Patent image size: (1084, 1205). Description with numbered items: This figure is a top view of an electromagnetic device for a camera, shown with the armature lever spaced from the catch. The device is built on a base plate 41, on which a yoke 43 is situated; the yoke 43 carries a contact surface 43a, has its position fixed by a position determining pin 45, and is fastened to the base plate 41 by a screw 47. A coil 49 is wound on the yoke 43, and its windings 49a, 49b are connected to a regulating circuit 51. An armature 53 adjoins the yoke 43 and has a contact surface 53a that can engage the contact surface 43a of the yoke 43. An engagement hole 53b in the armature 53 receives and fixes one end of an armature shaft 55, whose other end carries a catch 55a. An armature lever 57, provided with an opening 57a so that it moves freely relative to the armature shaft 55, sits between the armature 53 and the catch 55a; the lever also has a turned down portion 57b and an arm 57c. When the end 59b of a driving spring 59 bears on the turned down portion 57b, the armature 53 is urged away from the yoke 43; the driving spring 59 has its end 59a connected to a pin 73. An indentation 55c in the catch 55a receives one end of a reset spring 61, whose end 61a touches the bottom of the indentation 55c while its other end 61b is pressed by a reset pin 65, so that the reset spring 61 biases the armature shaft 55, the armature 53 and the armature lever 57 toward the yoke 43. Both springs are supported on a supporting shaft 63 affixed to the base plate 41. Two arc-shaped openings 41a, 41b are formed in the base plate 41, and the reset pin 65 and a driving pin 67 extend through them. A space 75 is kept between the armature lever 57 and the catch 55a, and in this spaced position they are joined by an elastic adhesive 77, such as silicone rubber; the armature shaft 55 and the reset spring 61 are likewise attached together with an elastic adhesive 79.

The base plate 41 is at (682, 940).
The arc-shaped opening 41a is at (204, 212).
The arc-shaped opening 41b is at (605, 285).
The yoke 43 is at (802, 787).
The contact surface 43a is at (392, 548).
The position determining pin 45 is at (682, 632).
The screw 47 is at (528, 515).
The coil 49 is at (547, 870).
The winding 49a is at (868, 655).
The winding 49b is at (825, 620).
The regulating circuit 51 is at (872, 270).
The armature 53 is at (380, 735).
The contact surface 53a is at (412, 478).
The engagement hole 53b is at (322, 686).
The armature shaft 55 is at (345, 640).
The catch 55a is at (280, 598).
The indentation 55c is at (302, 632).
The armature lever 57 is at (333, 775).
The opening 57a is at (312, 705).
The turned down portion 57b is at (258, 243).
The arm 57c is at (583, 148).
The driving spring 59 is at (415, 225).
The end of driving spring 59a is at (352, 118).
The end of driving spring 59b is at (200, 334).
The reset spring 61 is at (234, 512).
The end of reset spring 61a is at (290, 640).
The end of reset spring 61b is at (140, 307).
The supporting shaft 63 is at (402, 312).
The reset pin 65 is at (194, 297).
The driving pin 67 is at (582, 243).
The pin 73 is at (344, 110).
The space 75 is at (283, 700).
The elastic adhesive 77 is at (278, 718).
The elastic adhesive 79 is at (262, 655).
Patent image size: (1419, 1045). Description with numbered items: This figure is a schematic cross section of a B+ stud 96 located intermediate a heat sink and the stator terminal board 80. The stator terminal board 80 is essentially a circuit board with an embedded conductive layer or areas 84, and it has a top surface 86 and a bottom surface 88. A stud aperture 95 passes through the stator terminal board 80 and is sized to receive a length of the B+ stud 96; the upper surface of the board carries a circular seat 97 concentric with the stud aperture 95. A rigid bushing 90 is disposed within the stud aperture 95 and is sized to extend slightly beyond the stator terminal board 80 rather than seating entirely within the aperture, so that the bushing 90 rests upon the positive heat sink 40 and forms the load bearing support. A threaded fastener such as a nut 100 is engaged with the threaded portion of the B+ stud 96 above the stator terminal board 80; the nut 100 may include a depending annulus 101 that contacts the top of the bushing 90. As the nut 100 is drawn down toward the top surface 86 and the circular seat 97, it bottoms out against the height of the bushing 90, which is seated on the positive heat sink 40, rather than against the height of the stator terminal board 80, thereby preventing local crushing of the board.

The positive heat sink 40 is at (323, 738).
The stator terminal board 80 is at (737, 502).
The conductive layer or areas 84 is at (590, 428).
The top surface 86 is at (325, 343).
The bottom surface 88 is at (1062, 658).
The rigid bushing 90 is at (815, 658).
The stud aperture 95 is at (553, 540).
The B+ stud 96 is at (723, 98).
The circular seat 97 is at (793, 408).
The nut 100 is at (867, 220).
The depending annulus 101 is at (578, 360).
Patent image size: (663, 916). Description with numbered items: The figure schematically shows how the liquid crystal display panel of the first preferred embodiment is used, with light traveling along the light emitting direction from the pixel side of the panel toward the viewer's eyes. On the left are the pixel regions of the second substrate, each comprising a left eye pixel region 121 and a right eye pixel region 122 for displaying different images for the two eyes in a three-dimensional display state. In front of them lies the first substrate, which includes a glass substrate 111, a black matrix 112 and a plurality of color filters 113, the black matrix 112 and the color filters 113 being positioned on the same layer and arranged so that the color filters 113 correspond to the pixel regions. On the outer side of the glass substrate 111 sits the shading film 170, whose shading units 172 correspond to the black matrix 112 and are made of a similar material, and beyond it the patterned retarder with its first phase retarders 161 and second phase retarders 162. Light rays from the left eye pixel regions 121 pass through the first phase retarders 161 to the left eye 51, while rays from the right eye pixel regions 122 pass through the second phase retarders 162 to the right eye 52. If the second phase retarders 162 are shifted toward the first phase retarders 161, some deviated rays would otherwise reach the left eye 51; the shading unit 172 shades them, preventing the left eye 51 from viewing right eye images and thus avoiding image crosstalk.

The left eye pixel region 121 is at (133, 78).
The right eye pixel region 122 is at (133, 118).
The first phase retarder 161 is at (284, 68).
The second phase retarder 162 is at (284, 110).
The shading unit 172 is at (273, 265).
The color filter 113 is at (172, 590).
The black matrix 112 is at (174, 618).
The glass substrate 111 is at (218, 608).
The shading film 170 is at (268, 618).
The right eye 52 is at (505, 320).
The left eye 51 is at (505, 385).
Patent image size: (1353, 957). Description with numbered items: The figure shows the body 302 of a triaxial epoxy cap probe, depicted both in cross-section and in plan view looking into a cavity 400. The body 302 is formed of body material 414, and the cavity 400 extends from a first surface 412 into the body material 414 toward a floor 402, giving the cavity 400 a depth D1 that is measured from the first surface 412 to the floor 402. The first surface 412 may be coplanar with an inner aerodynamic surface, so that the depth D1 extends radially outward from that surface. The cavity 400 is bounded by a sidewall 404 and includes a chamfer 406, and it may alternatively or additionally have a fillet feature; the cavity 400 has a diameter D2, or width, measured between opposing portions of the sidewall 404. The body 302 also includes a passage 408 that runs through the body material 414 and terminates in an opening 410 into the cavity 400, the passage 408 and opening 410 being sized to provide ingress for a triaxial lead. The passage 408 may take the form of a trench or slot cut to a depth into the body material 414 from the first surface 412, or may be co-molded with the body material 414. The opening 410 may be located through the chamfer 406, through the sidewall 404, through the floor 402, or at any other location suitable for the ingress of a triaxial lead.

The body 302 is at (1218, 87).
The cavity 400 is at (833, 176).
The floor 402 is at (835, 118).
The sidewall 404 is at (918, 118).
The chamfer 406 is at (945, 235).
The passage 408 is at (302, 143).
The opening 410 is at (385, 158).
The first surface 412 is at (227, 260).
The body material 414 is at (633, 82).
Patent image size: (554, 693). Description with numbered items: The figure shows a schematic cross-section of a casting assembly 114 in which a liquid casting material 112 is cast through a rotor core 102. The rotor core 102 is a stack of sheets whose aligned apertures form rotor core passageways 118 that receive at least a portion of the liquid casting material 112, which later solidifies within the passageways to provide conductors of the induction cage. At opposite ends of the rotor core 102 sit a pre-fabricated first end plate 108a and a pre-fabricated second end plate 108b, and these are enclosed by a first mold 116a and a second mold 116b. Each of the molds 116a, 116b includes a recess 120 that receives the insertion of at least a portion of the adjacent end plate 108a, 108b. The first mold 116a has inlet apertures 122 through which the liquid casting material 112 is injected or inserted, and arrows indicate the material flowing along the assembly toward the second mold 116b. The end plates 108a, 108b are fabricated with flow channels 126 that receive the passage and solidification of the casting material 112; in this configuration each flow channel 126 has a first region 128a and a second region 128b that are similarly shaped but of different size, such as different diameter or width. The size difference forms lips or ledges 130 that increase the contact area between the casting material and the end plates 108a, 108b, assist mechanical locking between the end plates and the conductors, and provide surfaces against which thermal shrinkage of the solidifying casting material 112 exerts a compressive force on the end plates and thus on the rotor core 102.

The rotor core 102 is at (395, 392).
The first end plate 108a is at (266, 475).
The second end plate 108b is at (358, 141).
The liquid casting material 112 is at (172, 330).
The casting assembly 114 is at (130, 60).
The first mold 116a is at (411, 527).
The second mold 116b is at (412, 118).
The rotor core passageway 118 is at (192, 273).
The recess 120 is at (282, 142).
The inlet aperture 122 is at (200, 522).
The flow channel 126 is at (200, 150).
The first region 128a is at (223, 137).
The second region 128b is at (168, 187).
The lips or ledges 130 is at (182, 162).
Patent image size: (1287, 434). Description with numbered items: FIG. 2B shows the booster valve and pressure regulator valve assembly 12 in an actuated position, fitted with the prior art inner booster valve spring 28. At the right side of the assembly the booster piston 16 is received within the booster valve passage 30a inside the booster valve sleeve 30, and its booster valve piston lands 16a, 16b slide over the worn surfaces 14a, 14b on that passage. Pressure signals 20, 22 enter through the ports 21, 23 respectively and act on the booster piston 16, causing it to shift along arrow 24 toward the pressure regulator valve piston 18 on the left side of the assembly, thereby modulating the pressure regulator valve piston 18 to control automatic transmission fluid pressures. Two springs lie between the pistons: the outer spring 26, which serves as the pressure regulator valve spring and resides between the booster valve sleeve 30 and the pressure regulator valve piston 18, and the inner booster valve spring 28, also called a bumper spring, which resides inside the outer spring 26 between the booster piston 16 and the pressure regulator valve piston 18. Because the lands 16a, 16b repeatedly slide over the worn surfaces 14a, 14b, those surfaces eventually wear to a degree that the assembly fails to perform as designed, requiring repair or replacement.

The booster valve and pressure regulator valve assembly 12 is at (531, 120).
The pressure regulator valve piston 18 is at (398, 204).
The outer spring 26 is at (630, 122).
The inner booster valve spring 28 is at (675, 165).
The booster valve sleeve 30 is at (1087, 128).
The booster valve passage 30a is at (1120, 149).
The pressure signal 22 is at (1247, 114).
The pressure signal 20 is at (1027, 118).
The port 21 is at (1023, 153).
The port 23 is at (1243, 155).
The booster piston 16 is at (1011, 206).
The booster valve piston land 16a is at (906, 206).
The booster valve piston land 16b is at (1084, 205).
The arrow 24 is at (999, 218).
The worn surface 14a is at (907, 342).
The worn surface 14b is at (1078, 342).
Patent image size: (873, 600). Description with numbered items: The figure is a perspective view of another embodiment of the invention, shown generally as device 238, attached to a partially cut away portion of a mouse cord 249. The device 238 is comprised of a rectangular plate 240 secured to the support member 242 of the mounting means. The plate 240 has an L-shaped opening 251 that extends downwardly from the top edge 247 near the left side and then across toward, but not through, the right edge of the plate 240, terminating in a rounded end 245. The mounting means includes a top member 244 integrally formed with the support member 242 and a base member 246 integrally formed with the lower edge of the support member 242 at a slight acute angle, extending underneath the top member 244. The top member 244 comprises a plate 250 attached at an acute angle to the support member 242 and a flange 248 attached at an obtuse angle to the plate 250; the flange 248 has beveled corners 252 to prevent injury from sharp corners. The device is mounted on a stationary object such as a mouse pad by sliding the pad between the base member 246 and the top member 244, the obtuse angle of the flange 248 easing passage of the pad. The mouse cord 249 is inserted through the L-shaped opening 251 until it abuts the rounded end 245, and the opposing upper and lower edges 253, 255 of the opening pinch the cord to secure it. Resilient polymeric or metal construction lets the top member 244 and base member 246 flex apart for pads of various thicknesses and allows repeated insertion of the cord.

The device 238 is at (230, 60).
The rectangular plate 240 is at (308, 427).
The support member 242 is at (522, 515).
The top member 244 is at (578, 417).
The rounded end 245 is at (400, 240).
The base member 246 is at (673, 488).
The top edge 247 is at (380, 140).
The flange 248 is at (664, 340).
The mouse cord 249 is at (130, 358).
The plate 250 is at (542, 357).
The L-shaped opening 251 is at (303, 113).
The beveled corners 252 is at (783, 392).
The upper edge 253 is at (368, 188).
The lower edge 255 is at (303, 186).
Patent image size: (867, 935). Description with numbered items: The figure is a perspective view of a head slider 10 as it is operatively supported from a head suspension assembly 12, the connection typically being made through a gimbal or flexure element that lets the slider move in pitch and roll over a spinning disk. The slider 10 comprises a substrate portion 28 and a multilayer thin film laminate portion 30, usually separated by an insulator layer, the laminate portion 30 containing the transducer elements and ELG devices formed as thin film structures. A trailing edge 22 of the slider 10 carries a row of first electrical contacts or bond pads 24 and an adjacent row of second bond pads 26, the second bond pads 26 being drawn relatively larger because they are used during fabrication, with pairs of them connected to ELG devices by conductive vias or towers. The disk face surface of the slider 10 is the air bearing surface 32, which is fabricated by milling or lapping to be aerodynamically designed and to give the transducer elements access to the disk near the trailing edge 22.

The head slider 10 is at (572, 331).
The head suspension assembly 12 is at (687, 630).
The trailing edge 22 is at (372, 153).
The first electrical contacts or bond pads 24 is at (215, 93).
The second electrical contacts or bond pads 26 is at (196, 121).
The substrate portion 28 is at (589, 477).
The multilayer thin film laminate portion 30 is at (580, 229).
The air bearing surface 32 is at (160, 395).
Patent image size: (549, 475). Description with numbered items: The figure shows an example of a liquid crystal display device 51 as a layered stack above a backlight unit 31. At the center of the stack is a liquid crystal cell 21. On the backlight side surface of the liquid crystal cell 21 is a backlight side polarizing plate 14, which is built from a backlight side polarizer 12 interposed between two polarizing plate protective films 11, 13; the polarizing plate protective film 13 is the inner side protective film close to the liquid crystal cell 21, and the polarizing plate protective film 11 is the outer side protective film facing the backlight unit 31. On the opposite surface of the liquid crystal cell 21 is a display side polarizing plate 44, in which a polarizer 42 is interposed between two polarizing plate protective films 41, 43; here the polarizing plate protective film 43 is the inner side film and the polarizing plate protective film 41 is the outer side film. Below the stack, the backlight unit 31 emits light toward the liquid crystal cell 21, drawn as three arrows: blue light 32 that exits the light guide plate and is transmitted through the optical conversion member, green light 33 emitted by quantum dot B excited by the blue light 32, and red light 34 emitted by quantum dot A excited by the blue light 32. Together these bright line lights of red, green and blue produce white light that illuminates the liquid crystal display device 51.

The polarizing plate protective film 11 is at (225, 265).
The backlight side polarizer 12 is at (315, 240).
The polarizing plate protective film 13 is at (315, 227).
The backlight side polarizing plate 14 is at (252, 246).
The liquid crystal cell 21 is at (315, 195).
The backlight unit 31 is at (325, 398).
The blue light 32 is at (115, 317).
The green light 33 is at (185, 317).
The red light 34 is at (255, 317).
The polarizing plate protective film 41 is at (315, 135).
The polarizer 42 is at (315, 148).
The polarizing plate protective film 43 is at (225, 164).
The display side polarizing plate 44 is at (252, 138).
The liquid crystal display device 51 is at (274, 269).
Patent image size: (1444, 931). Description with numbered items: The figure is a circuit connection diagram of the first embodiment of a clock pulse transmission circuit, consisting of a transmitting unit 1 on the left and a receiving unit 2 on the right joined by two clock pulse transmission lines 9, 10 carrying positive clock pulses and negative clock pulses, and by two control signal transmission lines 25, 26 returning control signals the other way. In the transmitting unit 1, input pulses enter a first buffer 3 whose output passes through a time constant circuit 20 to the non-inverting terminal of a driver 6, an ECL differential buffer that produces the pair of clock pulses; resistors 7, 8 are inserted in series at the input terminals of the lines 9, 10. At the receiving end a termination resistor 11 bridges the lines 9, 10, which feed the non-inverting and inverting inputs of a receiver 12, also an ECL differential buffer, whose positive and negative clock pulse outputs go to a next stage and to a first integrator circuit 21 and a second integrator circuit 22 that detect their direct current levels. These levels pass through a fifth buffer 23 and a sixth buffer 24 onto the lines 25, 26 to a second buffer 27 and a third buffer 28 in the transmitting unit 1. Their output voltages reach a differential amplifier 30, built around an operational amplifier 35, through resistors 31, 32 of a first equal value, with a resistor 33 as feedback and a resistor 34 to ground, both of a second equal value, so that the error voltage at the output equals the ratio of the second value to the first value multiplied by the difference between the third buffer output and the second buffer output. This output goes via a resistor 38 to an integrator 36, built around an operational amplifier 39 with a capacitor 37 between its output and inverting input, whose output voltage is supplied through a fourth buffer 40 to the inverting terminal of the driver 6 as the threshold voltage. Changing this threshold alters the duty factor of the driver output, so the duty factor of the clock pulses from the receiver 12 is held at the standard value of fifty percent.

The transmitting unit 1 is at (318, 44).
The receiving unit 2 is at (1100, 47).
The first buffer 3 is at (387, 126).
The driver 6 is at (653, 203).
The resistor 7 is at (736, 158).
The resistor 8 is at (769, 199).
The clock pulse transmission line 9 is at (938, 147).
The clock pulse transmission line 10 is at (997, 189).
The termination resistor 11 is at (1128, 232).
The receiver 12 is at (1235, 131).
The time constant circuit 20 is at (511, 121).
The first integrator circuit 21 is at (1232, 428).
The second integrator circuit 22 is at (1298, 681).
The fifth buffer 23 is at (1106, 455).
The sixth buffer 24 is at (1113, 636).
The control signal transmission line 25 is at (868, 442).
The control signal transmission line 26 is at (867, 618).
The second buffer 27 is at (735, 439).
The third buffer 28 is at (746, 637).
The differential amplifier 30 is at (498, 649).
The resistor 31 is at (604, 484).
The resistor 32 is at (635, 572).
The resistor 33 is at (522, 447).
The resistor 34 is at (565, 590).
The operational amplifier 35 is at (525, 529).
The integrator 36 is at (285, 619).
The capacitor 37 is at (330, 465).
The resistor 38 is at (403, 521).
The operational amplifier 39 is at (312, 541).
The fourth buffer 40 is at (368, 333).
________
Stated problem: List every line in the material above that contains the word "typically". Treat uppercase and lowercase letters as different.

Solved problem:
Patent image size: (867, 935). Description with numbered items: The figure is a perspective view of a head slider 10 as it is operatively supported from a head suspension assembly 12, the connection typically being made through a gimbal or flexure element that lets the slider move in pitch and roll over a spinning disk. The slider 10 comprises a substrate portion 28 and a multilayer thin film laminate portion 30, usually separated by an insulator layer, the laminate portion 30 containing the transducer elements and ELG devices formed as thin film structures. A trailing edge 22 of the slider 10 carries a row of first electrical contacts or bond pads 24 and an adjacent row of second bond pads 26, the second bond pads 26 being drawn relatively larger because they are used during fabrication, with pairs of them connected to ELG devices by conductive vias or towers. The disk face surface of the slider 10 is the air bearing surface 32, which is fabricated by milling or lapping to be aerodynamically designed and to give the transducer elements access to the disk near the trailing edge 22.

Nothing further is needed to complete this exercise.